_選んだ本文_
-------

図2】本発明による方法の好ましい実施形態のフロー図である。
【発明を実施するための形態】
【0018】
図において同じ符号は、同じか類似の構成要素を示す。
【0019】
図1は、本発明による方法が使用される通信システム10を大まかに図式化して示す。点線で囲まれた領域12は、サービス利用者側ハードウェア、例えば、詳細は不図示の自動車の通信システム及び付加的な車両ユーザハードウェアを示す。車両固有のハードウェアは、モデム装置14を有する。このモデム装置は、図示された事例におけるように、二つの個別モデム141,142を備えているが、二重モデム(Doppelmodem)として構成されていてもよい。モデム装置14は、車両のアンテナ装置16と接続されており、これを通して、プロバイダ側の移動体無線ネットワークハードウェア18との移動体無線通信を構築する。もっぱら象徴的にだが、図1には、二つの移動体無線基地局181,182が示されている。これらの基地局は、本明細書中の説明目的のために、異なる移動体通信ネットワーク事業者に対応付けられているものとする。さらに、第三の移動体無線基地局183が示されており、その意味については、さらに以下において踏み込んで説明することにする。
【0020】
モデム装置14にはもともとメモリが搭載されており、その中に、複数の識別プロファイル201,202が保存されている。図1には、識別プロファイルが、典型的なSIMカードの形態で示されている。しかしながら、当業者であれば、具体的なデータ書き込みによる固有のデータ構造としてもともと具現化された識別プロファイル201,202が、他の態様でハードウェアでも用いることができることは分かるであろう。特に、各識別プロファイルに対して一つの固有のハードウェア要素が設けられていることは必要なことではなく、むしろ、異なる識別プロファイルを一つのハードウェア要素で一緒に保存することも可能である。
【0021】
通信システム12の車両側ユーザインターフェースの例として、図1には、ナビゲーションデバイス221が示されている。車両に無関係なユーザハードウェアとして、図1には、スマートフォン222が示されている。当業者であれば、車両別の通信ハードウェアもユーザー別の通信ハードウェアも、種類と数の点で基本的に制限されていないことは分かるであろう。
【0022】
車両固有のハードウェア221は、通常は、第一の識別プロファイル201を使用して第一のモデム141を介して第一の移動体通信ネットワーク事業者の移動体通信ネットワーク構造181と通信する。車両製造業者は、事業者の顧客に車両別の特別なサービスを提供するために、このネットワーク事業者と或る一定の契約関係を結んでいる。車両独自の通信のための移動体通信ネットワーク事業者或いは移動体通信サービスプロバイダの選択について、車両ユーザは基本的に何ら関わりを持たない。

-------

_課題 1_
次の(a)〜(c)が通信システムの本文の内容と合うかどうかを判定せよ。それぞれ「はい」か「いいえ」で答え、決め手となる本文の語句をそのまま引用すること。(a) モデム装置14は二重モデムとして構成されてもよい。(b) 各識別プロファイルには、それぞれ固有のハードウェア要素が一つ必要である。(c) 車両独自の通信に使う移動体通信ネットワーク事業者は、車両ユーザが選ぶ。
_課題 2_
通信システムの本文によると、車両に無関係なユーザハードウェアとして図1に示されているものは何か。
_課題 3_
通信システムの本文を、最後の文のあとから書き継げ。
記録は本文とは別の出典から取ったものである。

_データソースから得た記録_
-------

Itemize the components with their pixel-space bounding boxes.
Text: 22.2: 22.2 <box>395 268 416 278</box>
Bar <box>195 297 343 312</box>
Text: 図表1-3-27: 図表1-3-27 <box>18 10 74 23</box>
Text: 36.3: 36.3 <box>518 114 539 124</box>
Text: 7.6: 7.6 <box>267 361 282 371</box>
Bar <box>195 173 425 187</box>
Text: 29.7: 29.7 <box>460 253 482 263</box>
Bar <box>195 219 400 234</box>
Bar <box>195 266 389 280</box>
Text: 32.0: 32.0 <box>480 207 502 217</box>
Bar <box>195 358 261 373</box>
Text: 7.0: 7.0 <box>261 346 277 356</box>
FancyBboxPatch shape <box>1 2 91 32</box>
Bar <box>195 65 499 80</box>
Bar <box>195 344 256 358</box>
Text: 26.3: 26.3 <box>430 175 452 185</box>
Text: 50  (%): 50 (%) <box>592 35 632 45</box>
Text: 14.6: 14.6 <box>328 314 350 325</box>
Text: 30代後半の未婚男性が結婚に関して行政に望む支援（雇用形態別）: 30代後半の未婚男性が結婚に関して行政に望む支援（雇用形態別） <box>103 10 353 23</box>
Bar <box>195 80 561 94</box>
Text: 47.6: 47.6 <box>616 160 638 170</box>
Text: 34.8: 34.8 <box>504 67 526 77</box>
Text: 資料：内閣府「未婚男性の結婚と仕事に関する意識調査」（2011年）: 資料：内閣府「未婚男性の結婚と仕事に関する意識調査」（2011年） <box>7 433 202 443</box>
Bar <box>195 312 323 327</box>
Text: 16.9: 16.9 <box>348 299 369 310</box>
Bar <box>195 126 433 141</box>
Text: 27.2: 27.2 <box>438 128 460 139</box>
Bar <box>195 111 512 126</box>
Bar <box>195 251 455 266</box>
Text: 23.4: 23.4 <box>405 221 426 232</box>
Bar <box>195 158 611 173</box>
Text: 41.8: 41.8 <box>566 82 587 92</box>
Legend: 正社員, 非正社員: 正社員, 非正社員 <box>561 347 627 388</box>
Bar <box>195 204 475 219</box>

-------

_解答 1_
(a) はい。「二重モデム(Doppelmodem)として構成されていてもよい」
(b) いいえ。「各識別プロファイルに対して一つの固有のハードウェア要素が設けられていることは必要なことではなく」
(c) いいえ。「車両ユーザは基本的に何ら関わりを持たない」

_解答 2_
スマートフォン222である。

_解答 3_
【0023】
しかしながら、車両ユーザは、その人独自の、車両とは関係のない通信ハードウェア222を独自の契約関係に従って使用する。このとき、ユーザは、第二の識別プロファイル202を用い、通常は、第二のモデム142を介して、第二のサービスプロバイダや移動体通信ネットワーク事業者の移動体無線設備182と通信する。
【0024】
上述の二つの通信経路は、図1において破線による二重矢印として示されている。二つの通信経路が共通に車両のアンテナ装置16を用い、このことが、許容範囲を超え、特に干渉と混信をもたらしかねないことが分かる。もちろん、複数のアンテナが用いられる変形例も考えられ得る。この場合もまた、複数のチャンネルが同時に確立するときに、出力を弱める干渉が生じ得る。二つのチャンネルに対して一つのアンテナを共用する例は、特に理解し易いという理由から取り挙げられたものである。
【0025】
しかしながら、さらに以下において実施例の詳細において説明される本発明による方法によれば、二つの通信経路が同じ行先、つまり同じ移動体通信サービスプロバイダないし移動体通信ネットワーク事業者に至るという場合には、識別プロファイル201,202の比較に基づいて、とりわけ、そのユーザに関係のないデータ部分の比較に基づいて、これら通信経路を統合し、ただ単数モデム(図中の第一のモデム141)だけを通して通信経路を機能させることが可能である。この通信パスは、図1では、移動体無線設備183に至る。この設備は、必ずしも移動体無線設備181,182と異なっていなければならないというわけではなく、これらの設備の一方であってもよい。
【0026】
従って、アンテナ装置16は、専ら一つのモデム141によって使用され、その結果、全体でより良好な通信パフォーマンスを得ることができる。加えて、第二のモデム142のためのエネルギー消費は、このモードでは、節約することができる。
【0027】
図2は、本発明による方法の流れ図30を示す。本方法は、そのスタートステップ301において有効化される二つの識別プロファイル141,142から出発する。方法のステップ302では、識別プロファイル、特にIMSIが、本方法を実施する制御ユニットに読み込まれる。続けて、識別プロファイル、特にIMSIの、ユーザに無関係なデータ部分の一部が比較される。IMSIがそれぞれMNCすなわち国別コードを有する好ましい実施形態では、これらが次にステップ303において互いに比較される。判断ステップ304における比較の結果、国別コードが異なれば、ステップ305では、通信チャンネルの変更は行われず、特には、二つの有効な識別プロファイルを通して通信が引き続き行われる。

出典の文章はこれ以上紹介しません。